What the task asks: Take the material and output all of it exactly.

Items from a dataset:
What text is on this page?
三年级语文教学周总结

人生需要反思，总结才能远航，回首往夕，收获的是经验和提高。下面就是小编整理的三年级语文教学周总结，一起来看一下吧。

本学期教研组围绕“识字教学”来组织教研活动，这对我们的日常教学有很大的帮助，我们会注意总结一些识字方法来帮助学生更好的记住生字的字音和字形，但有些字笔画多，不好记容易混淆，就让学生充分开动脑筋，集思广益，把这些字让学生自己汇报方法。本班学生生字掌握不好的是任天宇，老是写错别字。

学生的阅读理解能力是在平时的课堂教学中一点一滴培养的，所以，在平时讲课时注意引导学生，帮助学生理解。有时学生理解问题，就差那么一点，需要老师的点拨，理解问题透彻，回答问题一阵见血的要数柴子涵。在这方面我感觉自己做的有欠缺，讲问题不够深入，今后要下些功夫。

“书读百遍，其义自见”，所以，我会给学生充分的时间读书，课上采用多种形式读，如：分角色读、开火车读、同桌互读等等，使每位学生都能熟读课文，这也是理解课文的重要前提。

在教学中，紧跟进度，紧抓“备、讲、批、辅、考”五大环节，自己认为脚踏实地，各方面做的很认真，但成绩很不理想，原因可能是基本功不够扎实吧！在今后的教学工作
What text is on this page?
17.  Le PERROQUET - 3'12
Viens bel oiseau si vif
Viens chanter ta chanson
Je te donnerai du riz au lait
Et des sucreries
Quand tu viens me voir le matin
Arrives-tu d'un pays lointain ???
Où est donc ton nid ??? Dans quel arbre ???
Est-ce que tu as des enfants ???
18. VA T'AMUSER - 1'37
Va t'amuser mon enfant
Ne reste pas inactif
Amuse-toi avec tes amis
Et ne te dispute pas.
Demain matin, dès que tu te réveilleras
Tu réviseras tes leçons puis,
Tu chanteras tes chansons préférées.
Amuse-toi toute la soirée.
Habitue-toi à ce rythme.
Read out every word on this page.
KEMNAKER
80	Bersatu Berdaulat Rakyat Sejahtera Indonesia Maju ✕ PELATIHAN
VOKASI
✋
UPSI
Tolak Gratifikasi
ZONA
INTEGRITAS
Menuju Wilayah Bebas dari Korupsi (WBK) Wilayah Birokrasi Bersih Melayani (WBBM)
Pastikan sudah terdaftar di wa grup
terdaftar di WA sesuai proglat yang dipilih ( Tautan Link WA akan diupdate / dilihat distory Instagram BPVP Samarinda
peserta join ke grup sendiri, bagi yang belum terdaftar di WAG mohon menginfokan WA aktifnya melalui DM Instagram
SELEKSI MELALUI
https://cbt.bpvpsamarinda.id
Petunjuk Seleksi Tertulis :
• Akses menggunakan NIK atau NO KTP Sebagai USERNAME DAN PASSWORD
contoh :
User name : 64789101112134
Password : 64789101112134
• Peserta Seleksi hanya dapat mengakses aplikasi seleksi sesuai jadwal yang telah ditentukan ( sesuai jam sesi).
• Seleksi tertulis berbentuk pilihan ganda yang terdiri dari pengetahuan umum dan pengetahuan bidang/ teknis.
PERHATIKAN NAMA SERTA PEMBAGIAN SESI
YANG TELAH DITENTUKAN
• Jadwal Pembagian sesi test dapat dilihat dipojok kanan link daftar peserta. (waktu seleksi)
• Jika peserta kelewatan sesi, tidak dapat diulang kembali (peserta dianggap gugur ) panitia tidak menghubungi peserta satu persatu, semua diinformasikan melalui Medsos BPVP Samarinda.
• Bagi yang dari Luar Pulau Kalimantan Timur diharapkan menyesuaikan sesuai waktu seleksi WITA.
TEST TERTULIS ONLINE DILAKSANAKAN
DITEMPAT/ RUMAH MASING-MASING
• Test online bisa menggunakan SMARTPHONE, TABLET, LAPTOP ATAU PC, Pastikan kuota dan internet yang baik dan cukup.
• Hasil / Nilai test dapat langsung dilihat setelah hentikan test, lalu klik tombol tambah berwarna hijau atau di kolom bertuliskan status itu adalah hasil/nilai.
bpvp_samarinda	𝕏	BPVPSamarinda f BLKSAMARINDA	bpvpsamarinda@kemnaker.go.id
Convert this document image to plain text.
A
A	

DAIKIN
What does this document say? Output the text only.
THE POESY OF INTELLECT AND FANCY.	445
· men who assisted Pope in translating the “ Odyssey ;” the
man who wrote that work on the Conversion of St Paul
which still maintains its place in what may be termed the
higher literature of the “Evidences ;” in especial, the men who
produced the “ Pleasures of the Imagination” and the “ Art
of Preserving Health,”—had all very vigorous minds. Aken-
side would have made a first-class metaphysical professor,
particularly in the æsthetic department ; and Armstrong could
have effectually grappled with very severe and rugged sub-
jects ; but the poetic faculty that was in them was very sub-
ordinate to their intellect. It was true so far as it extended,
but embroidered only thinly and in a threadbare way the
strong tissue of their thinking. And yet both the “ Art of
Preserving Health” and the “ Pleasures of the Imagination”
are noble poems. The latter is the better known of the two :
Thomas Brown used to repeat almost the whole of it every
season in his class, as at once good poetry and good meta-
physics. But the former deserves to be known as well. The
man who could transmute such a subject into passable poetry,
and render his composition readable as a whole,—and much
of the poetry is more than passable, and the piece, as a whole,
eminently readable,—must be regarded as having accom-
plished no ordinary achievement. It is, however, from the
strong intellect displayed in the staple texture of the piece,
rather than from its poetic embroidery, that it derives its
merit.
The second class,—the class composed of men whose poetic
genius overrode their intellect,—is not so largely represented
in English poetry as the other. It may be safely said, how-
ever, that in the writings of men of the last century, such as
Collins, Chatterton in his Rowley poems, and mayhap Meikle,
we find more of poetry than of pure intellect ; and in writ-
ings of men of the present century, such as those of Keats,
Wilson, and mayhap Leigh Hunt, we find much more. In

Output for this task:
What text is on this page?
三年级语文教学周总结

人生需要反思，总结才能远航，回首往夕，收获的是经验和提高。下面就是小编整理的三年级语文教学周总结，一起来看一下吧。

本学期教研组围绕“识字教学”来组织教研活动，这对我们的日常教学有很大的帮助，我们会注意总结一些识字方法来帮助学生更好的记住生字的字音和字形，但有些字笔画多，不好记容易混淆，就让学生充分开动脑筋，集思广益，把这些字让学生自己汇报方法。本班学生生字掌握不好的是任天宇，老是写错别字。

学生的阅读理解能力是在平时的课堂教学中一点一滴培养的，所以，在平时讲课时注意引导学生，帮助学生理解。有时学生理解问题，就差那么一点，需要老师的点拨，理解问题透彻，回答问题一阵见血的要数柴子涵。在这方面我感觉自己做的有欠缺，讲问题不够深入，今后要下些功夫。

“书读百遍，其义自见”，所以，我会给学生充分的时间读书，课上采用多种形式读，如：分角色读、开火车读、同桌互读等等，使每位学生都能熟读课文，这也是理解课文的重要前提。

在教学中，紧跟进度，紧抓“备、讲、批、辅、考”五大环节，自己认为脚踏实地，各方面做的很认真，但成绩很不理想，原因可能是基本功不够扎实吧！在今后的教学工作
What text is on this page?
17.  Le PERROQUET - 3'12
Viens bel oiseau si vif
Viens chanter ta chanson
Je te donnerai du riz au lait
Et des sucreries
Quand tu viens me voir le matin
Arrives-tu d'un pays lointain ???
Où est donc ton nid ??? Dans quel arbre ???
Est-ce que tu as des enfants ???
18. VA T'AMUSER - 1'37
Va t'amuser mon enfant
Ne reste pas inactif
Amuse-toi avec tes amis
Et ne te dispute pas.
Demain matin, dès que tu te réveilleras
Tu réviseras tes leçons puis,
Tu chanteras tes chansons préférées.
Amuse-toi toute la soirée.
Habitue-toi à ce rythme.
Read out every word on this page.
KEMNAKER
80	Bersatu Berdaulat Rakyat Sejahtera Indonesia Maju ✕ PELATIHAN
VOKASI
✋
UPSI
Tolak Gratifikasi
ZONA
INTEGRITAS
Menuju Wilayah Bebas dari Korupsi (WBK) Wilayah Birokrasi Bersih Melayani (WBBM)
Pastikan sudah terdaftar di wa grup
terdaftar di WA sesuai proglat yang dipilih ( Tautan Link WA akan diupdate / dilihat distory Instagram BPVP Samarinda
peserta join ke grup sendiri, bagi yang belum terdaftar di WAG mohon menginfokan WA aktifnya melalui DM Instagram
SELEKSI MELALUI
https://cbt.bpvpsamarinda.id
Petunjuk Seleksi Tertulis :
• Akses menggunakan NIK atau NO KTP Sebagai USERNAME DAN PASSWORD
contoh :
User name : 64789101112134
Password : 64789101112134
• Peserta Seleksi hanya dapat mengakses aplikasi seleksi sesuai jadwal yang telah ditentukan ( sesuai jam sesi).
• Seleksi tertulis berbentuk pilihan ganda yang terdiri dari pengetahuan umum dan pengetahuan bidang/ teknis.
PERHATIKAN NAMA SERTA PEMBAGIAN SESI
YANG TELAH DITENTUKAN
• Jadwal Pembagian sesi test dapat dilihat dipojok kanan link daftar peserta. (waktu seleksi)
• Jika peserta kelewatan sesi, tidak dapat diulang kembali (peserta dianggap gugur ) panitia tidak menghubungi peserta satu persatu, semua diinformasikan melalui Medsos BPVP Samarinda.
• Bagi yang dari Luar Pulau Kalimantan Timur diharapkan menyesuaikan sesuai waktu seleksi WITA.
TEST TERTULIS ONLINE DILAKSANAKAN
DITEMPAT/ RUMAH MASING-MASING
• Test online bisa menggunakan SMARTPHONE, TABLET, LAPTOP ATAU PC, Pastikan kuota dan internet yang baik dan cukup.
• Hasil / Nilai test dapat langsung dilihat setelah hentikan test, lalu klik tombol tambah berwarna hijau atau di kolom bertuliskan status itu adalah hasil/nilai.
bpvp_samarinda	𝕏	BPVPSamarinda f BLKSAMARINDA	bpvpsamarinda@kemnaker.go.id
Convert this document image to plain text.
A
A	

DAIKIN
What does this document say? Output the text only.
THE POESY OF INTELLECT AND FANCY.	445
· men who assisted Pope in translating the “ Odyssey ;” the
man who wrote that work on the Conversion of St Paul
which still maintains its place in what may be termed the
higher literature of the “Evidences ;” in especial, the men who
produced the “ Pleasures of the Imagination” and the “ Art
of Preserving Health,”—had all very vigorous minds. Aken-
side would have made a first-class metaphysical professor,
particularly in the æsthetic department ; and Armstrong could
have effectually grappled with very severe and rugged sub-
jects ; but the poetic faculty that was in them was very sub-
ordinate to their intellect. It was true so far as it extended,
but embroidered only thinly and in a threadbare way the
strong tissue of their thinking. And yet both the “ Art of
Preserving Health” and the “ Pleasures of the Imagination”
are noble poems. The latter is the better known of the two :
Thomas Brown used to repeat almost the whole of it every
season in his class, as at once good poetry and good meta-
physics. But the former deserves to be known as well. The
man who could transmute such a subject into passable poetry,
and render his composition readable as a whole,—and much
of the poetry is more than passable, and the piece, as a whole,
eminently readable,—must be regarded as having accom-
plished no ordinary achievement. It is, however, from the
strong intellect displayed in the staple texture of the piece,
rather than from its poetic embroidery, that it derives its
merit.
The second class,—the class composed of men whose poetic
genius overrode their intellect,—is not so largely represented
in English poetry as the other. It may be safely said, how-
ever, that in the writings of men of the last century, such as
Collins, Chatterton in his Rowley poems, and mayhap Meikle,
we find more of poetry than of pure intellect ; and in writ-
ings of men of the present century, such as those of Keats,
Wilson, and mayhap Leigh Hunt, we find much more. In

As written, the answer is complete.